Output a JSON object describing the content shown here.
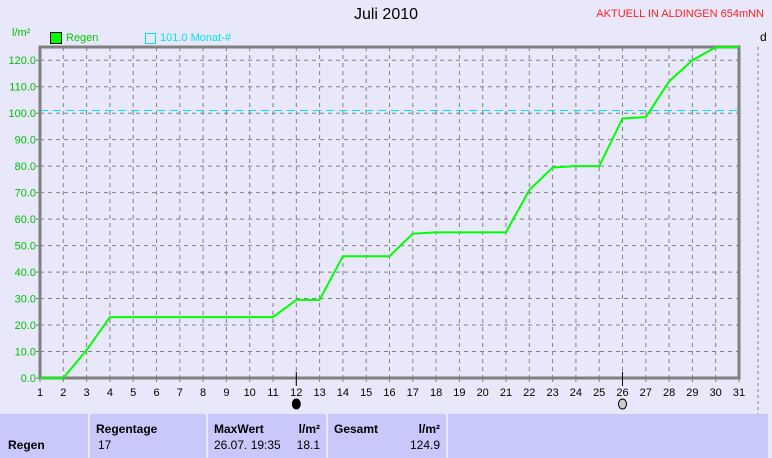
{
  "title": "Juli 2010",
  "station": "AKTUELL IN ALDINGEN 654mNN",
  "right_panel_label": "d",
  "chart_data": {
    "type": "line",
    "title": "Juli 2010",
    "ylabel": "l/m²",
    "xlabel": "",
    "xlim": [
      1,
      31
    ],
    "ylim": [
      0,
      125
    ],
    "grid": true,
    "legend_placement": "top-left",
    "x_ticks": [
      1,
      2,
      3,
      4,
      5,
      6,
      7,
      8,
      9,
      10,
      11,
      12,
      13,
      14,
      15,
      16,
      17,
      18,
      19,
      20,
      21,
      22,
      23,
      24,
      25,
      26,
      27,
      28,
      29,
      30,
      31
    ],
    "y_ticks": [
      0,
      10,
      20,
      30,
      40,
      50,
      60,
      70,
      80,
      90,
      100,
      110,
      120
    ],
    "y_tick_labels": [
      "0.0",
      "10.0",
      "20.0",
      "30.0",
      "40.0",
      "50.0",
      "60.0",
      "70.0",
      "80.0",
      "90.0",
      "100.0",
      "110.0",
      "120.0"
    ],
    "series": [
      {
        "name": "Regen",
        "color": "#00ff00",
        "x": [
          1,
          2,
          3,
          4,
          5,
          6,
          7,
          8,
          9,
          10,
          11,
          12,
          13,
          14,
          15,
          16,
          17,
          18,
          19,
          20,
          21,
          22,
          23,
          24,
          25,
          26,
          27,
          28,
          29,
          30,
          31
        ],
        "y": [
          0,
          0,
          10.5,
          23,
          23,
          23,
          23,
          23,
          23,
          23,
          23,
          29.5,
          29.5,
          46,
          46,
          46,
          54.5,
          55,
          55,
          55,
          55,
          71,
          79.5,
          80,
          80,
          98,
          98.5,
          112,
          120,
          124.9,
          124.9
        ]
      }
    ],
    "reference_line": {
      "name": "101.0 Monat-#",
      "value": 101.0,
      "color": "#00e0f0"
    },
    "markers": [
      {
        "day": 12,
        "icon": "full-moon-icon"
      },
      {
        "day": 26,
        "icon": "new-moon-icon"
      }
    ]
  },
  "table": {
    "row_label": "Regen",
    "regentage_header": "Regentage",
    "regentage_value": "17",
    "maxwert_header": "MaxWert",
    "maxwert_unit": "l/m²",
    "maxwert_date": "26.07.  19:35",
    "maxwert_value": "18.1",
    "gesamt_header": "Gesamt",
    "gesamt_unit": "l/m²",
    "gesamt_value": "124.9"
  }
}
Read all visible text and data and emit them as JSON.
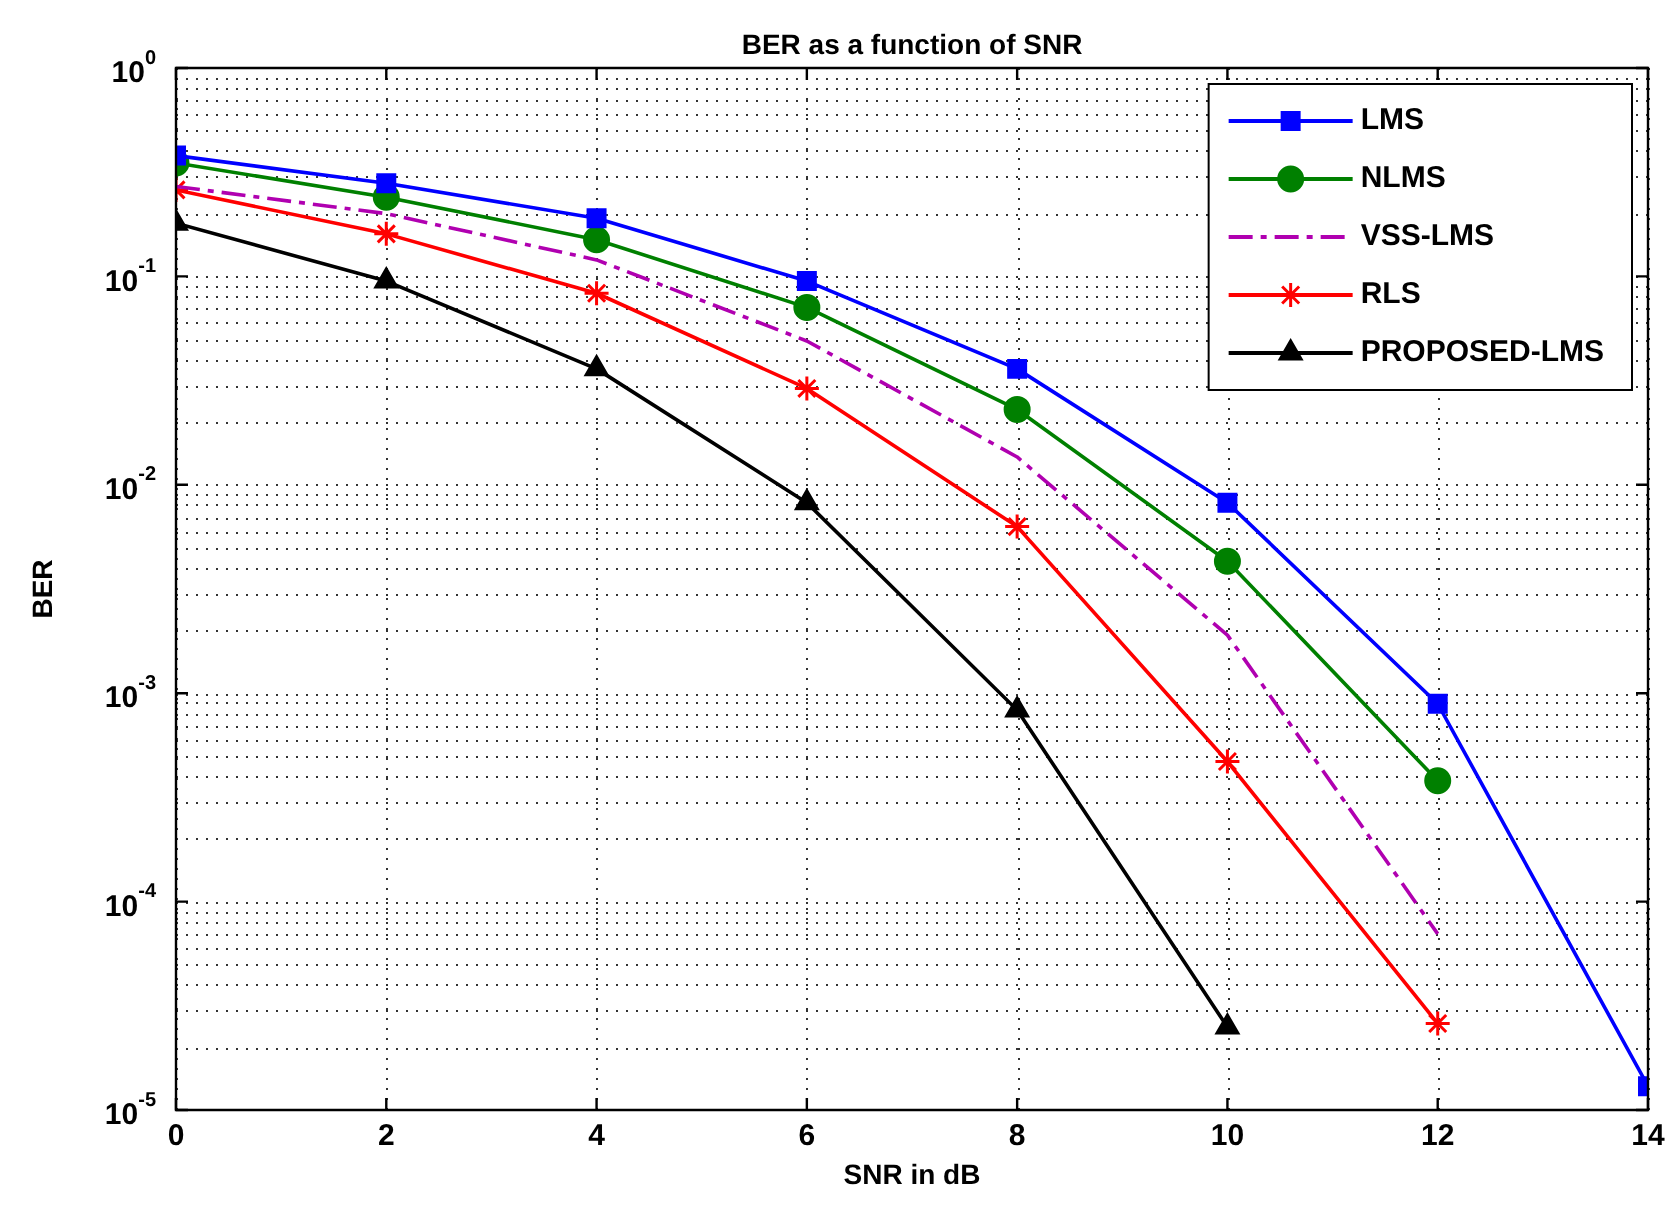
{
  "chart_data": {
    "type": "line",
    "title": "BER as a function of SNR",
    "xlabel": "SNR in dB",
    "ylabel": "BER",
    "xlim": [
      0,
      14
    ],
    "xticks": [
      0,
      2,
      4,
      6,
      8,
      10,
      12,
      14
    ],
    "ylim": [
      1e-05,
      1
    ],
    "yticks": [
      {
        "value": 1e-05,
        "label": "10$^{-5}$"
      },
      {
        "value": 0.0001,
        "label": "10$^{-4}$"
      },
      {
        "value": 0.001,
        "label": "10$^{-3}$"
      },
      {
        "value": 0.01,
        "label": "10$^{-2}$"
      },
      {
        "value": 0.1,
        "label": "10$^{-1}$"
      },
      {
        "value": 1,
        "label": "10$^{0}$"
      }
    ],
    "log": "y",
    "grid": true,
    "legend": "top right",
    "x": [
      0,
      2,
      4,
      6,
      8,
      10,
      12,
      14
    ],
    "series": [
      {
        "name": "LMS",
        "color": "#0000ff",
        "marker": "square",
        "line_style": "solid",
        "values": [
          0.38,
          0.28,
          0.19,
          0.095,
          0.036,
          0.0082,
          0.00089,
          1.3e-05
        ]
      },
      {
        "name": "NLMS",
        "color": "#008000",
        "marker": "circle",
        "line_style": "solid",
        "values": [
          0.35,
          0.24,
          0.15,
          0.071,
          0.023,
          0.0043,
          0.00038,
          null
        ]
      },
      {
        "name": "VSS-LMS",
        "color": "#b000b0",
        "marker": "none",
        "line_style": "dashed",
        "values": [
          0.27,
          0.2,
          0.12,
          0.049,
          0.0136,
          0.0019,
          7e-05,
          null
        ]
      },
      {
        "name": "RLS",
        "color": "#ff0000",
        "marker": "cross",
        "line_style": "solid",
        "values": [
          0.26,
          0.16,
          0.083,
          0.029,
          0.0063,
          0.00047,
          2.6e-05,
          null
        ]
      },
      {
        "name": "PROPOSED-LMS",
        "color": "#000000",
        "marker": "triangle",
        "line_style": "solid",
        "values": [
          0.18,
          0.095,
          0.036,
          0.0082,
          0.00083,
          2.5e-05,
          null,
          null
        ]
      }
    ]
  }
}
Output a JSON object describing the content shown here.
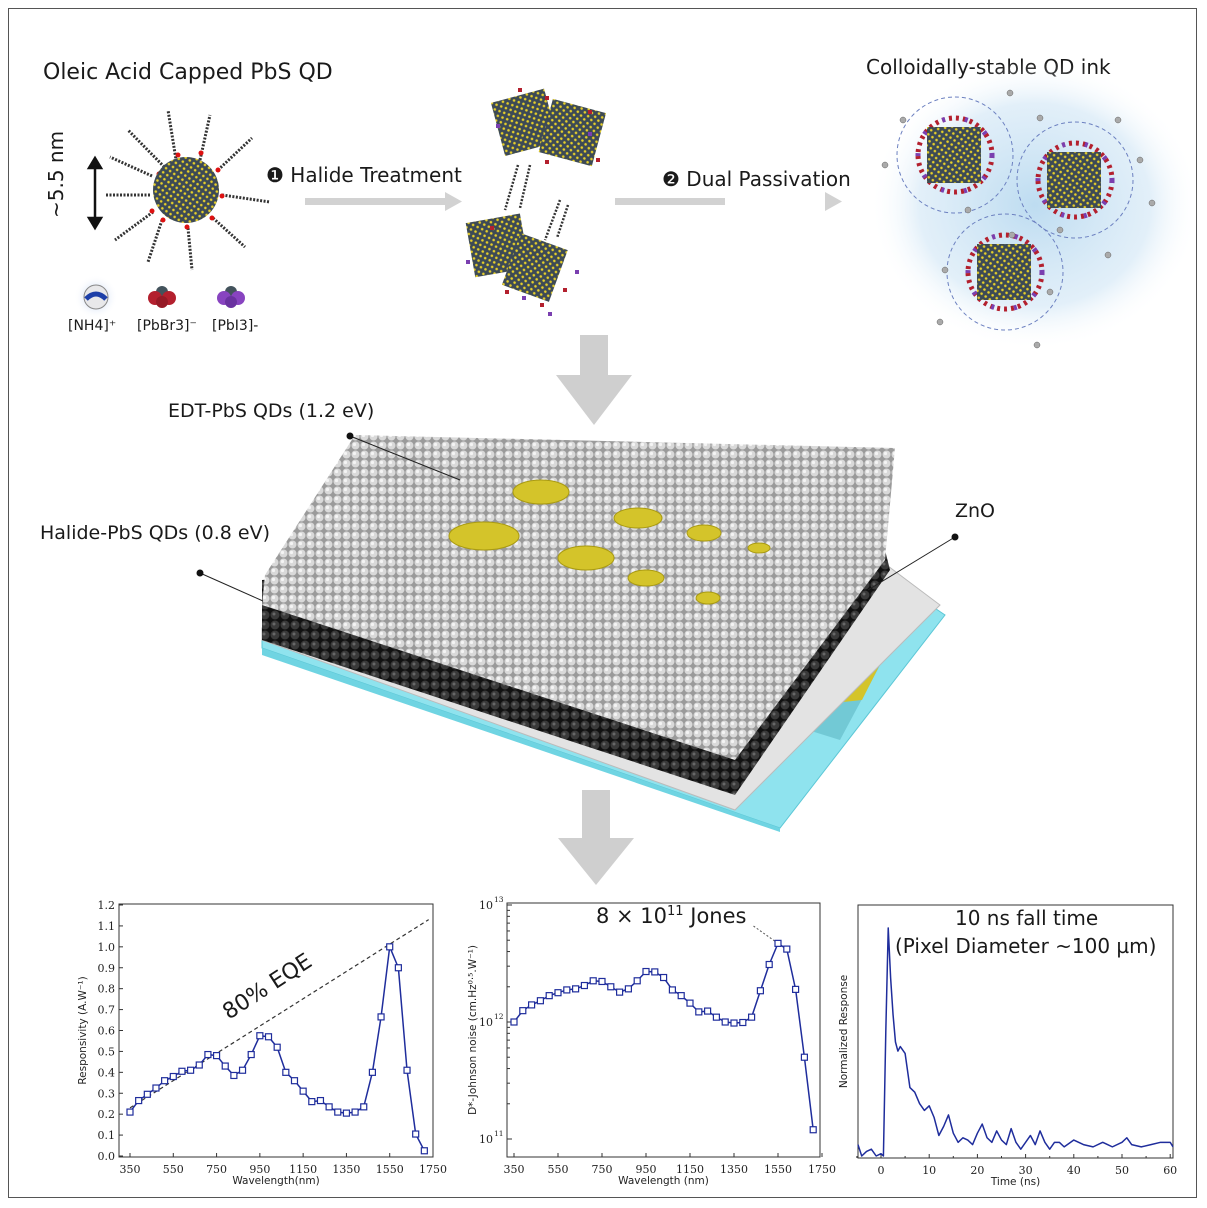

|---|

Print all of the records shown above exactly, leaving out each picture.

Output a JSON object describing the content shown here.
{
  "title": "Juli 2010",
  "station": "AKTUELL IN ALDINGEN 654mNN",
  "right_panel_label": "d",
  "chart_data": {
    "type": "line",
    "title": "Juli 2010",
    "ylabel": "l/m²",
    "xlabel": "",
    "xlim": [
      1,
      31
    ],
    "ylim": [
      0,
      125
    ],
    "grid": true,
    "legend_placement": "top-left",
    "x_ticks": [
      1,
      2,
      3,
      4,
      5,
      6,
      7,
      8,
      9,
      10,
      11,
      12,
      13,
      14,
      15,
      16,
      17,
      18,
      19,
      20,
      21,
      22,
      23,
      24,
      25,
      26,
      27,
      28,
      29,
      30,
      31
    ],
    "y_ticks": [
      0,
      10,
      20,
      30,
      40,
      50,
      60,
      70,
      80,
      90,
      100,
      110,
      120
    ],
    "y_tick_labels": [
      "0.0",
      "10.0",
      "20.0",
      "30.0",
      "40.0",
      "50.0",
      "60.0",
      "70.0",
      "80.0",
      "90.0",
      "100.0",
      "110.0",
      "120.0"
    ],
    "series": [
      {
        "name": "Regen",
        "color": "#00ff00",
        "x": [
          1,
          2,
          3,
          4,
          5,
          6,
          7,
          8,
          9,
          10,
          11,
          12,
          13,
          14,
          15,
          16,
          17,
          18,
          19,
          20,
          21,
          22,
          23,
          24,
          25,
          26,
          27,
          28,
          29,
          30,
          31
        ],
        "y": [
          0,
          0,
          10.5,
          23,
          23,
          23,
          23,
          23,
          23,
          23,
          23,
          29.5,
          29.5,
          46,
          46,
          46,
          54.5,
          55,
          55,
          55,
          55,
          71,
          79.5,
          80,
          80,
          98,
          98.5,
          112,
          120,
          124.9,
          124.9
        ]
      }
    ],
    "reference_line": {
      "name": "101.0 Monat-#",
      "value": 101.0,
      "color": "#00e0f0"
    },
    "markers": [
      {
        "day": 12,
        "icon": "full-moon-icon"
      },
      {
        "day": 26,
        "icon": "new-moon-icon"
      }
    ]
  },
  "table": {
    "row_label": "Regen",
    "regentage_header": "Regentage",
    "regentage_value": "17",
    "maxwert_header": "MaxWert",
    "maxwert_unit": "l/m²",
    "maxwert_date": "26.07.  19:35",
    "maxwert_value": "18.1",
    "gesamt_header": "Gesamt",
    "gesamt_unit": "l/m²",
    "gesamt_value": "124.9"
  }
}
Read all visible text and data and emit them as JSON.
{
  "chart_data": {
    "type": "line",
    "title": "BER as a function of SNR",
    "xlabel": "SNR in dB",
    "ylabel": "BER",
    "xlim": [
      0,
      14
    ],
    "xticks": [
      0,
      2,
      4,
      6,
      8,
      10,
      12,
      14
    ],
    "ylim": [
      1e-05,
      1
    ],
    "yticks": [
      {
        "value": 1e-05,
        "label": "10$^{-5}$"
      },
      {
        "value": 0.0001,
        "label": "10$^{-4}$"
      },
      {
        "value": 0.001,
        "label": "10$^{-3}$"
      },
      {
        "value": 0.01,
        "label": "10$^{-2}$"
      },
      {
        "value": 0.1,
        "label": "10$^{-1}$"
      },
      {
        "value": 1,
        "label": "10$^{0}$"
      }
    ],
    "log": "y",
    "grid": true,
    "legend": "top right",
    "x": [
      0,
      2,
      4,
      6,
      8,
      10,
      12,
      14
    ],
    "series": [
      {
        "name": "LMS",
        "color": "#0000ff",
        "marker": "square",
        "line_style": "solid",
        "values": [
          0.38,
          0.28,
          0.19,
          0.095,
          0.036,
          0.0082,
          0.00089,
          1.3e-05
        ]
      },
      {
        "name": "NLMS",
        "color": "#008000",
        "marker": "circle",
        "line_style": "solid",
        "values": [
          0.35,
          0.24,
          0.15,
          0.071,
          0.023,
          0.0043,
          0.00038,
          null
        ]
      },
      {
        "name": "VSS-LMS",
        "color": "#b000b0",
        "marker": "none",
        "line_style": "dashed",
        "values": [
          0.27,
          0.2,
          0.12,
          0.049,
          0.0136,
          0.0019,
          7e-05,
          null
        ]
      },
      {
        "name": "RLS",
        "color": "#ff0000",
        "marker": "cross",
        "line_style": "solid",
        "values": [
          0.26,
          0.16,
          0.083,
          0.029,
          0.0063,
          0.00047,
          2.6e-05,
          null
        ]
      },
      {
        "name": "PROPOSED-LMS",
        "color": "#000000",
        "marker": "triangle",
        "line_style": "solid",
        "values": [
          0.18,
          0.095,
          0.036,
          0.0082,
          0.00083,
          2.5e-05,
          null,
          null
        ]
      }
    ]
  }
}
Output a JSON object describing the content shown here.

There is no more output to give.